ENTRIES SUPPLIED.

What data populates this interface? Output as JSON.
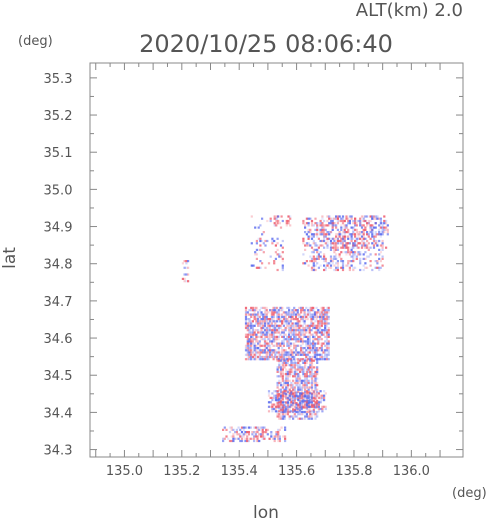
{
  "header": {
    "altitude_label": "ALT(km)  2.0",
    "timestamp": "2020/10/25  08:06:40",
    "y_unit": "(deg)"
  },
  "chart_data": {
    "type": "heatmap",
    "xlabel": "lon",
    "ylabel": "lat",
    "x_unit": "(deg)",
    "xlim": [
      134.88,
      136.18
    ],
    "ylim": [
      34.28,
      35.34
    ],
    "x_ticks": [
      "135.0",
      "135.2",
      "135.4",
      "135.6",
      "135.8",
      "136.0"
    ],
    "y_ticks": [
      "34.3",
      "34.4",
      "34.5",
      "34.6",
      "34.7",
      "34.8",
      "34.9",
      "35.0",
      "35.1",
      "35.2",
      "35.3"
    ],
    "grid": false,
    "colors": {
      "positive": "#ee5566",
      "negative": "#5566ee",
      "frame": "#888888"
    },
    "echo_regions": [
      {
        "lon": [
          135.42,
          135.71
        ],
        "lat": [
          34.54,
          34.68
        ],
        "density": 0.75
      },
      {
        "lon": [
          135.53,
          135.67
        ],
        "lat": [
          34.38,
          34.54
        ],
        "density": 0.7
      },
      {
        "lon": [
          135.5,
          135.7
        ],
        "lat": [
          34.4,
          34.46
        ],
        "density": 0.55
      },
      {
        "lon": [
          135.34,
          135.56
        ],
        "lat": [
          34.32,
          34.36
        ],
        "density": 0.45
      },
      {
        "lon": [
          135.62,
          135.9
        ],
        "lat": [
          34.78,
          34.92
        ],
        "density": 0.35
      },
      {
        "lon": [
          135.44,
          135.55
        ],
        "lat": [
          34.78,
          34.93
        ],
        "density": 0.15
      },
      {
        "lon": [
          135.52,
          135.58
        ],
        "lat": [
          34.9,
          34.93
        ],
        "density": 0.4
      },
      {
        "lon": [
          135.2,
          135.22
        ],
        "lat": [
          34.75,
          34.81
        ],
        "density": 0.4
      },
      {
        "lon": [
          135.68,
          135.92
        ],
        "lat": [
          34.84,
          34.93
        ],
        "density": 0.3
      }
    ]
  }
}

TO BE DONE. Transcribe every entry word for word, but skip the pictures.

SOLUTION FOR THIS EXERCISE.
What data populates this interface? Output as JSON.
{
  "header": {
    "altitude_label": "ALT(km)  2.0",
    "timestamp": "2020/10/25  08:06:40",
    "y_unit": "(deg)"
  },
  "chart_data": {
    "type": "heatmap",
    "xlabel": "lon",
    "ylabel": "lat",
    "x_unit": "(deg)",
    "xlim": [
      134.88,
      136.18
    ],
    "ylim": [
      34.28,
      35.34
    ],
    "x_ticks": [
      "135.0",
      "135.2",
      "135.4",
      "135.6",
      "135.8",
      "136.0"
    ],
    "y_ticks": [
      "34.3",
      "34.4",
      "34.5",
      "34.6",
      "34.7",
      "34.8",
      "34.9",
      "35.0",
      "35.1",
      "35.2",
      "35.3"
    ],
    "grid": false,
    "colors": {
      "positive": "#ee5566",
      "negative": "#5566ee",
      "frame": "#888888"
    },
    "echo_regions": [
      {
        "lon": [
          135.42,
          135.71
        ],
        "lat": [
          34.54,
          34.68
        ],
        "density": 0.75
      },
      {
        "lon": [
          135.53,
          135.67
        ],
        "lat": [
          34.38,
          34.54
        ],
        "density": 0.7
      },
      {
        "lon": [
          135.5,
          135.7
        ],
        "lat": [
          34.4,
          34.46
        ],
        "density": 0.55
      },
      {
        "lon": [
          135.34,
          135.56
        ],
        "lat": [
          34.32,
          34.36
        ],
        "density": 0.45
      },
      {
        "lon": [
          135.62,
          135.9
        ],
        "lat": [
          34.78,
          34.92
        ],
        "density": 0.35
      },
      {
        "lon": [
          135.44,
          135.55
        ],
        "lat": [
          34.78,
          34.93
        ],
        "density": 0.15
      },
      {
        "lon": [
          135.52,
          135.58
        ],
        "lat": [
          34.9,
          34.93
        ],
        "density": 0.4
      },
      {
        "lon": [
          135.2,
          135.22
        ],
        "lat": [
          34.75,
          34.81
        ],
        "density": 0.4
      },
      {
        "lon": [
          135.68,
          135.92
        ],
        "lat": [
          34.84,
          34.93
        ],
        "density": 0.3
      }
    ]
  }
}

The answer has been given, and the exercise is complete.